- Born: February 28, 1967 (age 59) Buffalo, New York, U.S.
- Education: University of Texas at Austin, Stanford University
- Scientific career
- Fields: Biomedical optics, biophotonics, nanotechnology, analytical chemistry
- Workplaces: University of Texas at Austin; Stanford University; Cornell University; Rice University;
- Doctoral advisors: Richard N. Zare, Richard H. Scheller, Watt W. Webb (postdoctoral), Thomas E. Mallouk [de] (undergraduate)
- Website: jshear.cm.utexas.edu/jshear/

= Jason Shear =

American chemist (born 1967)

Jason Ben Shear (born February 28, 1967) is an American chemist and expert in biomaterials and bioengineering. He is currently Professor of Chemistry at the University of Texas at Austin. Shear has been considered one of the pioneers of two-photon photolithography.

== Scientific career ==

Shear received his BS in chemistry from UT Austin in 1989. He then moved to Stanford University to work with Richard Zare and completed his PhD in 1994. He was later an NSF Postdoctoral Fellow at Cornell University where he worked with Watt W. Webb in the laboratory that earlier developed the first two-photon excitation microscopy instrument. Shear returned to Austin to start his own independent lab at the University of Texas in 1996.

**Data for review**
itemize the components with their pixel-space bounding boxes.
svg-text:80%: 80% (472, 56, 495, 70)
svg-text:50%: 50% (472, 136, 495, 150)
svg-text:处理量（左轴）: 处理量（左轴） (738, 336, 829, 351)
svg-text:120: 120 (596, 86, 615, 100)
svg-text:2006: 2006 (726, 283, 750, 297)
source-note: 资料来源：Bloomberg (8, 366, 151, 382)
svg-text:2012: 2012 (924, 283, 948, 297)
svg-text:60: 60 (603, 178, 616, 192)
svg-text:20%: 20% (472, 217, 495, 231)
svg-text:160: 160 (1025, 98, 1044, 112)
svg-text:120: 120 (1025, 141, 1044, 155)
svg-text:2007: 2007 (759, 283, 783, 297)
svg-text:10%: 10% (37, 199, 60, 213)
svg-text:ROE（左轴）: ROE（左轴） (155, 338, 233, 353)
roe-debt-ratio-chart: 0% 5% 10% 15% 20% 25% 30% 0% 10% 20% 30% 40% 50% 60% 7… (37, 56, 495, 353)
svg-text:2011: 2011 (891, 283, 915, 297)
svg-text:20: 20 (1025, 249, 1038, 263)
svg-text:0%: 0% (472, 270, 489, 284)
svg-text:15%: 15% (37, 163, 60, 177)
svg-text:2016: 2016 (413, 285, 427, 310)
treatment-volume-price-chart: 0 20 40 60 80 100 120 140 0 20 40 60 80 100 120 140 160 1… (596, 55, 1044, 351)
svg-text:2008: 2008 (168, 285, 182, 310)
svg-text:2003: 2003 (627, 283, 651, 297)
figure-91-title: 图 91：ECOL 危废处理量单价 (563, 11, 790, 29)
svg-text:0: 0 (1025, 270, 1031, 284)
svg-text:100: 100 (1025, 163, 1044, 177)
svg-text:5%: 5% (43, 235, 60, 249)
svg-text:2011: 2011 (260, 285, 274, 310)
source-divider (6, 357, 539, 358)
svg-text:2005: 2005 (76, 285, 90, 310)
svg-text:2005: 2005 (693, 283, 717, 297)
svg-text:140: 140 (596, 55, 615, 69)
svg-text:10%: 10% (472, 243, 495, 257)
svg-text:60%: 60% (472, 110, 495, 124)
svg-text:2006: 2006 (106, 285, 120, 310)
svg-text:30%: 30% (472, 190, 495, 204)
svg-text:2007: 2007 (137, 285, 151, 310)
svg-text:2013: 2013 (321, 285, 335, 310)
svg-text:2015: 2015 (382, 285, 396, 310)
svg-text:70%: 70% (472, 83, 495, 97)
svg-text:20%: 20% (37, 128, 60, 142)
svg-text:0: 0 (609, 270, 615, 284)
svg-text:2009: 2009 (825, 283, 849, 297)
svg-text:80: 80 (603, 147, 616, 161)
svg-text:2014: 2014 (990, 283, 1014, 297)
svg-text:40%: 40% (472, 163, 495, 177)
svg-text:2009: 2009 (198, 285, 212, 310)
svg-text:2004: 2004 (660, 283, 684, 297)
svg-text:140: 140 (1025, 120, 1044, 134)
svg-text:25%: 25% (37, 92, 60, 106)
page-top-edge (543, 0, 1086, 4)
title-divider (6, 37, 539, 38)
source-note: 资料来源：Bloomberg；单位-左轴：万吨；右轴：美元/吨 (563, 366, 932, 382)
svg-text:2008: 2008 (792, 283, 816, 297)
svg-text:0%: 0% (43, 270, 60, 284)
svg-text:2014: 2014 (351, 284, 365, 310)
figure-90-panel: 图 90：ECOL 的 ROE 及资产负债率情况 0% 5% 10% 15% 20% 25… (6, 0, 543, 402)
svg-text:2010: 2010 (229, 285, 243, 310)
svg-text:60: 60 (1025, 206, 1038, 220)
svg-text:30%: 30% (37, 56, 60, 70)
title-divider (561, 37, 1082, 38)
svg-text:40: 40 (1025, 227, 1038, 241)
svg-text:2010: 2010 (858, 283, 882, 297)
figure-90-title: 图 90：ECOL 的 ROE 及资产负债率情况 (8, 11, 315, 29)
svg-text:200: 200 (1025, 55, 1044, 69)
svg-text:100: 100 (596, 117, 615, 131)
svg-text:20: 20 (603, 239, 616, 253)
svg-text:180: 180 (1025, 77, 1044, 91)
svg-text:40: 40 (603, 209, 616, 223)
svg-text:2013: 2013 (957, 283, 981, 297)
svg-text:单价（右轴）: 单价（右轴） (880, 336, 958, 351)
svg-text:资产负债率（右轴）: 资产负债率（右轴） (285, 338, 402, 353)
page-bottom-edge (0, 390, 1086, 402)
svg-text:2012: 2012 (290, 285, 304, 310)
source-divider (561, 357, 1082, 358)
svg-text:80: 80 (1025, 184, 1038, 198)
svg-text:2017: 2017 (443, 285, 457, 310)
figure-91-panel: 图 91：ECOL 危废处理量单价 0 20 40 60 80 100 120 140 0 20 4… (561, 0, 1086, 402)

**Questions to answer**
1. Reproduce the passage of the Jason Shear profile from "Jason Ben Shear" to "Texas in 1996.".
2. According to the Jason Shear profile, at which university was Shear an NSF Postdoctoral Fellow?
Rely solely on the Jason Shear profile for what comes next, not on the items.

**Answers per task**
1.
Jason Ben Shear (born February 28, 1967) is an American chemist and expert in biomaterials and bioengineering. He is currently Professor of Chemistry at the University of Texas at Austin. Shear has been considered one of the pioneers of two-photon photolithography.

== Scientific career ==

Shear received his BS in chemistry from UT Austin in 1989. He then moved to Stanford University to work with Richard Zare and completed his PhD in 1994. He was later an NSF Postdoctoral Fellow at Cornell University where he worked with Watt W. Webb in the laboratory that earlier developed the first two-photon excitation microscopy instrument. Shear returned to Austin to start his own independent lab at the University of Texas in 1996.

2. Cornell University